> [WHAT TO PRODUCE] Scan the listing and work out how many lines contain the word "level". Nothing but the number should be given.

> [INPUT MATERIAL]

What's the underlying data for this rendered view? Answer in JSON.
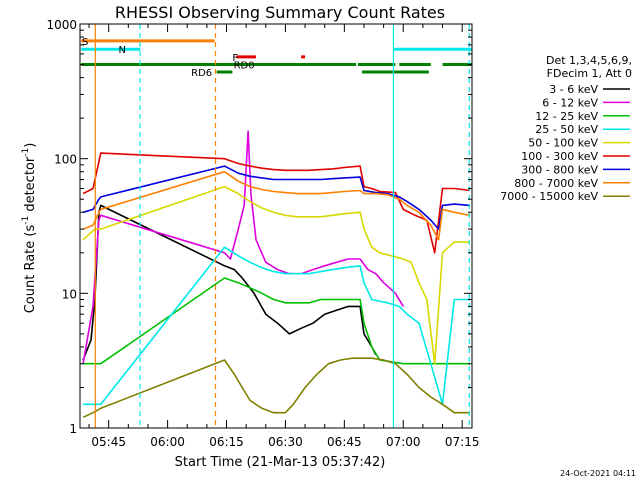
{
  "chart_data": {
    "type": "line",
    "title": "RHESSI Observing Summary Count Rates",
    "xlabel": "Start Time (21-Mar-13 05:37:42)",
    "ylabel_parts": [
      "Count Rate (s",
      "-1",
      " detector",
      "-1",
      ")"
    ],
    "y_scale": "log",
    "ylim": [
      1,
      1000
    ],
    "xlim_minutes": [
      37.7,
      137.5
    ],
    "x_ticks": [
      {
        "m": 45,
        "label": "05:45"
      },
      {
        "m": 60,
        "label": "06:00"
      },
      {
        "m": 75,
        "label": "06:15"
      },
      {
        "m": 90,
        "label": "06:30"
      },
      {
        "m": 105,
        "label": "06:45"
      },
      {
        "m": 120,
        "label": "07:00"
      },
      {
        "m": 135,
        "label": "07:15"
      }
    ],
    "y_ticks": [
      {
        "v": 1,
        "label": "1"
      },
      {
        "v": 10,
        "label": "10"
      },
      {
        "v": 100,
        "label": "100"
      },
      {
        "v": 1000,
        "label": "1000"
      }
    ],
    "legend_header": [
      "Det 1,3,4,5,6,9,",
      "FDecim 1, Att 0"
    ],
    "series": [
      {
        "name": "3 - 6 keV",
        "color": "#000000",
        "values": [
          [
            38.5,
            3.2
          ],
          [
            40.5,
            4.5
          ],
          [
            41.5,
            9
          ],
          [
            42.5,
            40
          ],
          [
            43,
            45
          ],
          [
            74.5,
            16
          ],
          [
            77,
            15
          ],
          [
            79,
            13
          ],
          [
            82,
            10
          ],
          [
            85,
            7
          ],
          [
            88,
            6
          ],
          [
            91,
            5
          ],
          [
            94,
            5.5
          ],
          [
            97,
            6
          ],
          [
            100,
            7
          ],
          [
            103,
            7.5
          ],
          [
            106,
            8
          ],
          [
            109,
            8
          ],
          [
            110,
            5
          ],
          [
            112,
            4
          ],
          [
            113,
            3.5
          ]
        ]
      },
      {
        "name": "6 - 12 keV",
        "color": "#e000e0",
        "values": [
          [
            38.5,
            3
          ],
          [
            41,
            8
          ],
          [
            42.5,
            35
          ],
          [
            43,
            38
          ],
          [
            74.5,
            20
          ],
          [
            76,
            18
          ],
          [
            78,
            30
          ],
          [
            79.5,
            45
          ],
          [
            80.5,
            160
          ],
          [
            81.2,
            55
          ],
          [
            82.5,
            25
          ],
          [
            85,
            17
          ],
          [
            88,
            15
          ],
          [
            91,
            14
          ],
          [
            94,
            14
          ],
          [
            97,
            15
          ],
          [
            100,
            16
          ],
          [
            103,
            17
          ],
          [
            106,
            18
          ],
          [
            109,
            18
          ],
          [
            111,
            15
          ],
          [
            113,
            14
          ],
          [
            115,
            12
          ],
          [
            118,
            10
          ],
          [
            120,
            8
          ]
        ]
      },
      {
        "name": "12 - 25 keV",
        "color": "#00c000",
        "values": [
          [
            38.5,
            3
          ],
          [
            41.5,
            3
          ],
          [
            43,
            3
          ],
          [
            74.5,
            13
          ],
          [
            78,
            12
          ],
          [
            81,
            11
          ],
          [
            84,
            10
          ],
          [
            87,
            9
          ],
          [
            90,
            8.5
          ],
          [
            93,
            8.5
          ],
          [
            96,
            8.5
          ],
          [
            99,
            9
          ],
          [
            102,
            9
          ],
          [
            105,
            9
          ],
          [
            109,
            9
          ],
          [
            110,
            6
          ],
          [
            112,
            4
          ],
          [
            114,
            3.2
          ],
          [
            120,
            3
          ],
          [
            125,
            3
          ],
          [
            130,
            3
          ],
          [
            137,
            3
          ]
        ]
      },
      {
        "name": "25 - 50 keV",
        "color": "#00e8e8",
        "values": [
          [
            38.5,
            1.5
          ],
          [
            41.5,
            1.5
          ],
          [
            43,
            1.5
          ],
          [
            74.5,
            22
          ],
          [
            78,
            19
          ],
          [
            81,
            17
          ],
          [
            84,
            15.5
          ],
          [
            87,
            14.5
          ],
          [
            90,
            14
          ],
          [
            93,
            14
          ],
          [
            96,
            14
          ],
          [
            99,
            14.5
          ],
          [
            102,
            15
          ],
          [
            105,
            15.5
          ],
          [
            109,
            16
          ],
          [
            110,
            12
          ],
          [
            112,
            9
          ],
          [
            116,
            8.5
          ],
          [
            119,
            8
          ],
          [
            121,
            7
          ],
          [
            124,
            6
          ],
          [
            127,
            3
          ],
          [
            130,
            1.5
          ],
          [
            133,
            9
          ],
          [
            137,
            9
          ]
        ]
      },
      {
        "name": "50 - 100 keV",
        "color": "#d8d800",
        "values": [
          [
            38.5,
            25
          ],
          [
            41.5,
            30
          ],
          [
            43,
            30
          ],
          [
            74.5,
            62
          ],
          [
            78,
            55
          ],
          [
            81,
            48
          ],
          [
            84,
            43
          ],
          [
            87,
            40
          ],
          [
            90,
            38
          ],
          [
            93,
            37
          ],
          [
            96,
            37
          ],
          [
            99,
            37
          ],
          [
            102,
            38
          ],
          [
            105,
            39
          ],
          [
            109,
            40
          ],
          [
            110,
            30
          ],
          [
            112,
            22
          ],
          [
            114,
            20
          ],
          [
            117,
            19
          ],
          [
            120,
            18
          ],
          [
            122,
            17
          ],
          [
            124,
            12
          ],
          [
            126,
            9
          ],
          [
            128,
            3
          ],
          [
            130,
            20
          ],
          [
            133,
            24
          ],
          [
            137,
            24
          ]
        ]
      },
      {
        "name": "100 - 300 keV",
        "color": "#e00000",
        "values": [
          [
            38.5,
            55
          ],
          [
            41,
            60
          ],
          [
            42.5,
            95
          ],
          [
            43,
            110
          ],
          [
            74.5,
            100
          ],
          [
            78,
            92
          ],
          [
            81,
            88
          ],
          [
            84,
            85
          ],
          [
            87,
            83
          ],
          [
            90,
            82
          ],
          [
            93,
            82
          ],
          [
            96,
            82
          ],
          [
            99,
            83
          ],
          [
            102,
            84
          ],
          [
            105,
            86
          ],
          [
            109,
            88
          ],
          [
            110,
            62
          ],
          [
            112,
            60
          ],
          [
            114,
            57
          ],
          [
            118,
            56
          ],
          [
            120,
            42
          ],
          [
            123,
            38
          ],
          [
            126,
            35
          ],
          [
            128,
            20
          ],
          [
            130,
            60
          ],
          [
            133,
            60
          ],
          [
            137,
            58
          ]
        ]
      },
      {
        "name": "300 - 800 keV",
        "color": "#0000e0",
        "values": [
          [
            38.5,
            40
          ],
          [
            41,
            42
          ],
          [
            42.5,
            50
          ],
          [
            43,
            52
          ],
          [
            74.5,
            88
          ],
          [
            78,
            78
          ],
          [
            81,
            74
          ],
          [
            84,
            72
          ],
          [
            87,
            70
          ],
          [
            90,
            70
          ],
          [
            93,
            70
          ],
          [
            96,
            70
          ],
          [
            99,
            70
          ],
          [
            102,
            71
          ],
          [
            105,
            72
          ],
          [
            109,
            73
          ],
          [
            110,
            58
          ],
          [
            113,
            56
          ],
          [
            116,
            55
          ],
          [
            119,
            52
          ],
          [
            121,
            48
          ],
          [
            124,
            42
          ],
          [
            127,
            35
          ],
          [
            129,
            30
          ],
          [
            130,
            45
          ],
          [
            133,
            46
          ],
          [
            137,
            45
          ]
        ]
      },
      {
        "name": "800 - 7000 keV",
        "color": "#ff8000",
        "values": [
          [
            38.5,
            30
          ],
          [
            41,
            32
          ],
          [
            42.5,
            40
          ],
          [
            43,
            42
          ],
          [
            74.5,
            80
          ],
          [
            78,
            68
          ],
          [
            81,
            62
          ],
          [
            84,
            59
          ],
          [
            87,
            57
          ],
          [
            90,
            56
          ],
          [
            93,
            55
          ],
          [
            96,
            55
          ],
          [
            99,
            55
          ],
          [
            102,
            56
          ],
          [
            105,
            57
          ],
          [
            109,
            58
          ],
          [
            110,
            55
          ],
          [
            113,
            55
          ],
          [
            116,
            54
          ],
          [
            119,
            50
          ],
          [
            121,
            45
          ],
          [
            124,
            40
          ],
          [
            127,
            32
          ],
          [
            129,
            25
          ],
          [
            130,
            42
          ],
          [
            133,
            40
          ],
          [
            137,
            38
          ]
        ]
      },
      {
        "name": "7000 - 15000 keV",
        "color": "#808000",
        "values": [
          [
            38.5,
            1.2
          ],
          [
            41,
            1.3
          ],
          [
            43,
            1.4
          ],
          [
            74.5,
            3.2
          ],
          [
            77,
            2.5
          ],
          [
            79,
            2
          ],
          [
            81,
            1.6
          ],
          [
            84,
            1.4
          ],
          [
            87,
            1.3
          ],
          [
            90,
            1.3
          ],
          [
            92,
            1.5
          ],
          [
            95,
            2
          ],
          [
            98,
            2.5
          ],
          [
            101,
            3
          ],
          [
            104,
            3.2
          ],
          [
            107,
            3.3
          ],
          [
            109,
            3.3
          ],
          [
            112,
            3.3
          ],
          [
            115,
            3.2
          ],
          [
            118,
            3
          ],
          [
            121,
            2.5
          ],
          [
            124,
            2
          ],
          [
            127,
            1.7
          ],
          [
            130,
            1.5
          ],
          [
            133,
            1.3
          ],
          [
            137,
            1.3
          ]
        ]
      }
    ],
    "flag_bars": [
      {
        "label": "S",
        "color": "#ff8000",
        "level": 750,
        "spans": [
          [
            38.0,
            72.0
          ]
        ],
        "label_m": 38.2
      },
      {
        "label": "N",
        "color": "#00e8e8",
        "level": 650,
        "spans": [
          [
            38.0,
            53.0
          ],
          [
            117.5,
            137.5
          ]
        ],
        "label_m": 47.5
      },
      {
        "label": "F",
        "color": "#e00000",
        "level": 570,
        "spans": [
          [
            77.5,
            82.5
          ],
          [
            94.0,
            95.0
          ]
        ],
        "label_m": 76.5
      },
      {
        "label": "RD0",
        "color": "#008000",
        "level": 500,
        "spans": [
          [
            38.0,
            108.0
          ],
          [
            108.5,
            118.0
          ],
          [
            119.0,
            127.0
          ],
          [
            130.0,
            137.5
          ]
        ],
        "label_m": 76.8
      },
      {
        "label": "RD6",
        "color": "#008000",
        "level": 440,
        "spans": [
          [
            72.5,
            76.5
          ],
          [
            109.5,
            126.5
          ]
        ],
        "label_m": 66.0
      }
    ],
    "vlines": [
      {
        "m": 41.6,
        "color": "#ff8000",
        "dash": false
      },
      {
        "m": 53.0,
        "color": "#00e8e8",
        "dash": true
      },
      {
        "m": 72.2,
        "color": "#ff8000",
        "dash": true
      },
      {
        "m": 117.5,
        "color": "#00e8e8",
        "dash": false
      },
      {
        "m": 136.8,
        "color": "#00e8e8",
        "dash": true
      }
    ],
    "timestamp": "24-Oct-2021 04:11"
  }
}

> [SOLUTION TO THIS TASK] 5